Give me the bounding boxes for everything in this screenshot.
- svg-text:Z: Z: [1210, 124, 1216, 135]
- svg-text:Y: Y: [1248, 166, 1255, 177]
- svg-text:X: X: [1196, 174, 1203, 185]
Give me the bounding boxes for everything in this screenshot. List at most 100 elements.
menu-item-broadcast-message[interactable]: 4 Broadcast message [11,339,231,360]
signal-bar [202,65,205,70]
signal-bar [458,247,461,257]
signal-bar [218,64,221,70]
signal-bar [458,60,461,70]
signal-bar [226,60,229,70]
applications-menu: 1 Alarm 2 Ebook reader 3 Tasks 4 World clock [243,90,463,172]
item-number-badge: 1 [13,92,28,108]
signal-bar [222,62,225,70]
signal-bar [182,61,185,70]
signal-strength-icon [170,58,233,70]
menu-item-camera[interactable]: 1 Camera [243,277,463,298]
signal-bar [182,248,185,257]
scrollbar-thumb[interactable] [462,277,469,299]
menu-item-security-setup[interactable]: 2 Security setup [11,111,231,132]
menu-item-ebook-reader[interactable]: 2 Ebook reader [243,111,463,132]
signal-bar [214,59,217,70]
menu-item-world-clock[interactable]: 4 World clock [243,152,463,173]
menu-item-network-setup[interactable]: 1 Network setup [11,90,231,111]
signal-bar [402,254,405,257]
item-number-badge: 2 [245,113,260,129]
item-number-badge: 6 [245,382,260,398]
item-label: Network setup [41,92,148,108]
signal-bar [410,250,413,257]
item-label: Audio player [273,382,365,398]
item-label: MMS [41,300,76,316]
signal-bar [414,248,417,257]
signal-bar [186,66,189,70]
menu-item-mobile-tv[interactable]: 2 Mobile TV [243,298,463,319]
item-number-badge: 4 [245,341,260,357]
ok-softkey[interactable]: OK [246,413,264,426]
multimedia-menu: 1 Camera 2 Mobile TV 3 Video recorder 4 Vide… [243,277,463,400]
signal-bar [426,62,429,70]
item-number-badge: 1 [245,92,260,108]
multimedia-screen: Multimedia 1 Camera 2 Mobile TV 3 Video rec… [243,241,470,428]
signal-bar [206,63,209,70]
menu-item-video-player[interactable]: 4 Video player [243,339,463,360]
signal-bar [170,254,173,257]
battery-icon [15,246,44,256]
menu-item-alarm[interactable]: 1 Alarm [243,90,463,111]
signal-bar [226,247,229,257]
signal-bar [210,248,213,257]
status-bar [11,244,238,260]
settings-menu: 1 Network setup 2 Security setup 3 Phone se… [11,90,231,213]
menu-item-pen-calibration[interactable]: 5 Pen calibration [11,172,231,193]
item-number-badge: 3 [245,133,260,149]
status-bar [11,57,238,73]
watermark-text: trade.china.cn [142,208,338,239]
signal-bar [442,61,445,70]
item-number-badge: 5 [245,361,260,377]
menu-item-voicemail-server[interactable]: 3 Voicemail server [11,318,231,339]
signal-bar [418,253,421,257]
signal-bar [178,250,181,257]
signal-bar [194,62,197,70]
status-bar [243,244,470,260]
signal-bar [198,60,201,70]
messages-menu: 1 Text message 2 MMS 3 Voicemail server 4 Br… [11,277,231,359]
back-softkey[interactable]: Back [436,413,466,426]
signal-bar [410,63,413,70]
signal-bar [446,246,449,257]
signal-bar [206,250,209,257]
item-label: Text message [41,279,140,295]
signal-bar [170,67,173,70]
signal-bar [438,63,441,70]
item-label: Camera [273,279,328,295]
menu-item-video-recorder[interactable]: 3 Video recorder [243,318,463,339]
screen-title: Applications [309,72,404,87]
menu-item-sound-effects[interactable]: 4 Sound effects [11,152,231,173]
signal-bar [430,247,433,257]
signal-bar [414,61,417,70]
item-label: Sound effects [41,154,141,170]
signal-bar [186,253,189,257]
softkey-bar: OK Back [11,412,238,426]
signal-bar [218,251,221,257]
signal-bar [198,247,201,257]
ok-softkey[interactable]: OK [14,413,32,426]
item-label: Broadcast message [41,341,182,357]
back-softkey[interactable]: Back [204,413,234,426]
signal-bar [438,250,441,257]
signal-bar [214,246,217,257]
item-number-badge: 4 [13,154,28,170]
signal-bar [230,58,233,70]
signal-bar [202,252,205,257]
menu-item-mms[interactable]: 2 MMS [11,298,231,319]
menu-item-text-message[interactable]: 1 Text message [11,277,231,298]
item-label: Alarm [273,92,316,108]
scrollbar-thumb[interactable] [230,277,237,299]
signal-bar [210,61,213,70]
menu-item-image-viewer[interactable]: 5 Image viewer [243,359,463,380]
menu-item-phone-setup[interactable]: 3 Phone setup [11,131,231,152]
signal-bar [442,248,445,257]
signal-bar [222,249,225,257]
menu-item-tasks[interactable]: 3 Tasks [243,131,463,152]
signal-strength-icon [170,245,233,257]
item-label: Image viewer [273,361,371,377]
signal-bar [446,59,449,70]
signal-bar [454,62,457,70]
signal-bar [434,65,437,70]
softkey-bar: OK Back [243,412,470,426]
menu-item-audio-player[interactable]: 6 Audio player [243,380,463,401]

··········

» Directive
Copy the items word for word, starting at the first line and ending with the line that contains "scrollbar-thumb[interactable] [462,277,469,299]".

» Response for this exercise
Give me the bounding boxes for everything in this screenshot.
- svg-text:Z: Z: [1210, 124, 1216, 135]
- svg-text:Y: Y: [1248, 166, 1255, 177]
- svg-text:X: X: [1196, 174, 1203, 185]
Give me the bounding boxes for everything in this screenshot. List at most 100 elements.
menu-item-broadcast-message[interactable]: 4 Broadcast message [11,339,231,360]
signal-bar [202,65,205,70]
signal-bar [458,247,461,257]
signal-bar [218,64,221,70]
signal-bar [458,60,461,70]
signal-bar [226,60,229,70]
applications-menu: 1 Alarm 2 Ebook reader 3 Tasks 4 World clock [243,90,463,172]
item-number-badge: 1 [13,92,28,108]
signal-bar [222,62,225,70]
signal-bar [182,61,185,70]
signal-strength-icon [170,58,233,70]
menu-item-camera[interactable]: 1 Camera [243,277,463,298]
signal-bar [182,248,185,257]
scrollbar-thumb[interactable] [462,277,469,299]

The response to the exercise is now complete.